◆ **DATASET ROWS**
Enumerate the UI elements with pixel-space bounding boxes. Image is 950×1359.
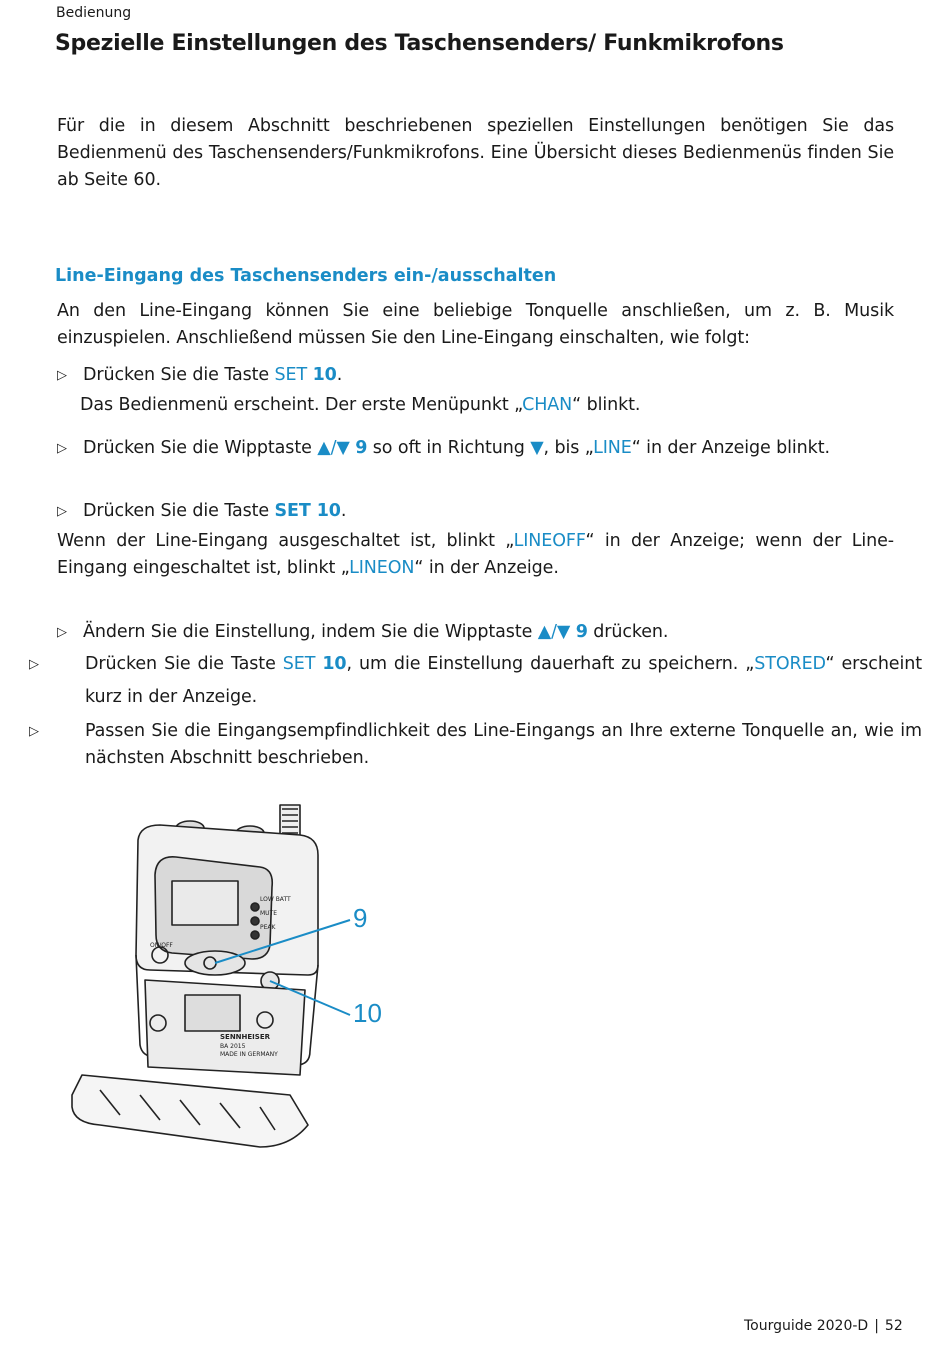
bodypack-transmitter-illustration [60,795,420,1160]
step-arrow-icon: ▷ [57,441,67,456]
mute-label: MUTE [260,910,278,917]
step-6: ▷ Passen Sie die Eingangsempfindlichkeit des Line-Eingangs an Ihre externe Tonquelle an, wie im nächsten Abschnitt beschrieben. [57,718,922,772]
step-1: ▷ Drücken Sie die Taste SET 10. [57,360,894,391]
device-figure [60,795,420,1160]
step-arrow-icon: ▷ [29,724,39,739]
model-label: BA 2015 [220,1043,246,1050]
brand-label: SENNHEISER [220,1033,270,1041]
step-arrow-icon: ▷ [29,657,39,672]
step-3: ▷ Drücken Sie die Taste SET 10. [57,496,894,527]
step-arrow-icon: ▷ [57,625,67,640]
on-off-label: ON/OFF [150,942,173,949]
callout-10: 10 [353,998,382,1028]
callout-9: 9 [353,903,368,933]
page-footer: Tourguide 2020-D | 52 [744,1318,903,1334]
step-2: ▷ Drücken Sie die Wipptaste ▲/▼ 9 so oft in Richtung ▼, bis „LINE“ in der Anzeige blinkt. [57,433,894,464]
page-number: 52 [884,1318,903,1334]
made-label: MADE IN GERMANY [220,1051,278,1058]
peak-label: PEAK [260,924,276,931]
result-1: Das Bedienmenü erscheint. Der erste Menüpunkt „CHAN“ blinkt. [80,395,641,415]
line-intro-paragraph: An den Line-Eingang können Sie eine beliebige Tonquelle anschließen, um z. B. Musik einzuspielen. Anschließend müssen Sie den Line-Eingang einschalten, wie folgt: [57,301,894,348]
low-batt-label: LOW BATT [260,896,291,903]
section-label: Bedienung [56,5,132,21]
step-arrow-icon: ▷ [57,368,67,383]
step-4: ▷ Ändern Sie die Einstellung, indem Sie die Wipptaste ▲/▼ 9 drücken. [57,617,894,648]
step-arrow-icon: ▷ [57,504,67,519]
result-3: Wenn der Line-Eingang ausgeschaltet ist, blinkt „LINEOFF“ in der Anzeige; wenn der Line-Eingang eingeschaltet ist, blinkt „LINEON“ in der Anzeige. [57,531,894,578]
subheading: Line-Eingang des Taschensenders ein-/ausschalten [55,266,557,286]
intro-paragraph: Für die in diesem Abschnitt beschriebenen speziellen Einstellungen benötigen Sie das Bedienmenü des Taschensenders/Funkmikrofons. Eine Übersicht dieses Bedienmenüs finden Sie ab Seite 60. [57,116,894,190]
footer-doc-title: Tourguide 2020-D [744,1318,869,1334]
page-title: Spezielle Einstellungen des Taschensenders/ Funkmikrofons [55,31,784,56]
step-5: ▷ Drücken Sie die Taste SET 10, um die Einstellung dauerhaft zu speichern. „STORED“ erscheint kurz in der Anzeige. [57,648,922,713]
---
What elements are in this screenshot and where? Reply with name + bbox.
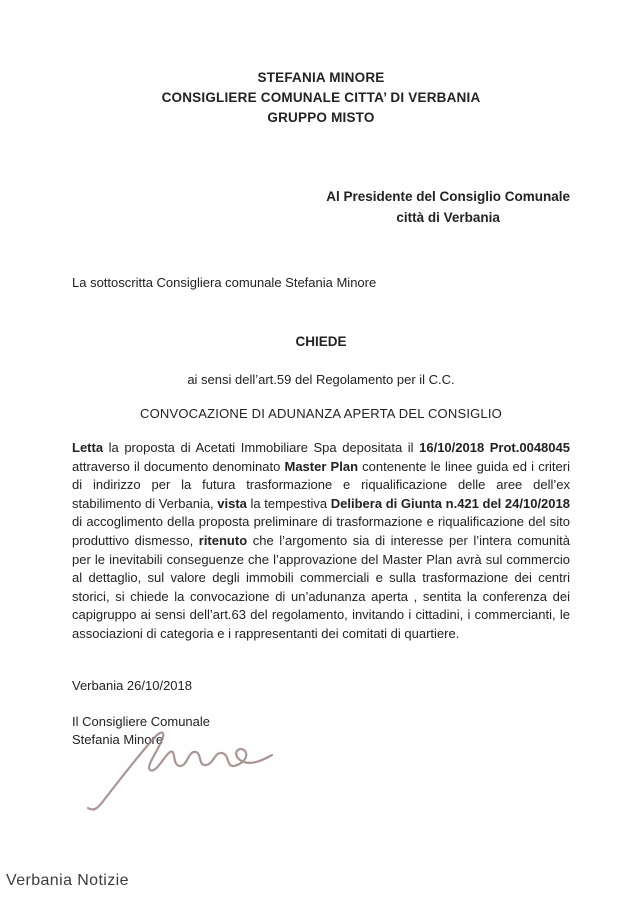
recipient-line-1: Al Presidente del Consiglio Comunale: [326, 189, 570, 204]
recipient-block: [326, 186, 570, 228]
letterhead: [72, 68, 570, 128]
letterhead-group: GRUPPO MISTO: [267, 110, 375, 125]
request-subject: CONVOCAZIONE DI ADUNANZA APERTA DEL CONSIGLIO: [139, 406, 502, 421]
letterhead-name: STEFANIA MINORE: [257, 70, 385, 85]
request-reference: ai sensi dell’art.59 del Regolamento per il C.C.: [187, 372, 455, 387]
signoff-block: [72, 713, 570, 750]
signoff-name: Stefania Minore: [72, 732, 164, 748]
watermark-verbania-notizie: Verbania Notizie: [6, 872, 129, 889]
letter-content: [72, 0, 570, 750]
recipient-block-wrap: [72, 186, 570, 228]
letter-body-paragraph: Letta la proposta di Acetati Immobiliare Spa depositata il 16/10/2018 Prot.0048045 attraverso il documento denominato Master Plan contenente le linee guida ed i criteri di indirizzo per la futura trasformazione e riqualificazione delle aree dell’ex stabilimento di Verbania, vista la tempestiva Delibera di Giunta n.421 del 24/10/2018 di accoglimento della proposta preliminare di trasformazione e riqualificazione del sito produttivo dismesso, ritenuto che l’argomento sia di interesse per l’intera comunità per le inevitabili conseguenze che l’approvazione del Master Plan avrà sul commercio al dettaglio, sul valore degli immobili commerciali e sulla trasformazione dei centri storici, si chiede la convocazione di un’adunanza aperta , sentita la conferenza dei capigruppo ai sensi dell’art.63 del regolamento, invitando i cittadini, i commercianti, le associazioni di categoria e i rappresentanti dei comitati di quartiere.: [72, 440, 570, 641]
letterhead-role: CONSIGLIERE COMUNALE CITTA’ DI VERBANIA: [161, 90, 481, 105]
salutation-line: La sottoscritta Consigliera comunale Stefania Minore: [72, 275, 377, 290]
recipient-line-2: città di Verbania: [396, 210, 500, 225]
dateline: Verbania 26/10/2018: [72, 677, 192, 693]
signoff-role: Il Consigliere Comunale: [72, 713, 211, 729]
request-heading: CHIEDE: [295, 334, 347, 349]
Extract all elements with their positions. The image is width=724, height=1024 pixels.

◆ **EXERCISE PROMPT**
Copy the listing lines verbatim, starting at the line that has "bodypack-transmitter-illustration [60,795,420,1160]" and stopping after the line that has "callout-9: 9 [353,903,368,933]".

◆ **FINAL RESULT**
bodypack-transmitter-illustration [60,795,420,1160]
step-arrow-icon: ▷ [57,441,67,456]
mute-label: MUTE [260,910,278,917]
step-6: ▷ Passen Sie die Eingangsempfindlichkeit des Line-Eingangs an Ihre externe Tonquelle an, wie im nächsten Abschnitt beschrieben. [57,718,922,772]
step-1: ▷ Drücken Sie die Taste SET 10. [57,360,894,391]
device-figure [60,795,420,1160]
step-arrow-icon: ▷ [29,724,39,739]
model-label: BA 2015 [220,1043,246,1050]
brand-label: SENNHEISER [220,1033,270,1041]
step-arrow-icon: ▷ [29,657,39,672]
step-3: ▷ Drücken Sie die Taste SET 10. [57,496,894,527]
step-arrow-icon: ▷ [57,625,67,640]
on-off-label: ON/OFF [150,942,173,949]
callout-10: 10 [353,998,382,1028]
callout-9: 9 [353,903,368,933]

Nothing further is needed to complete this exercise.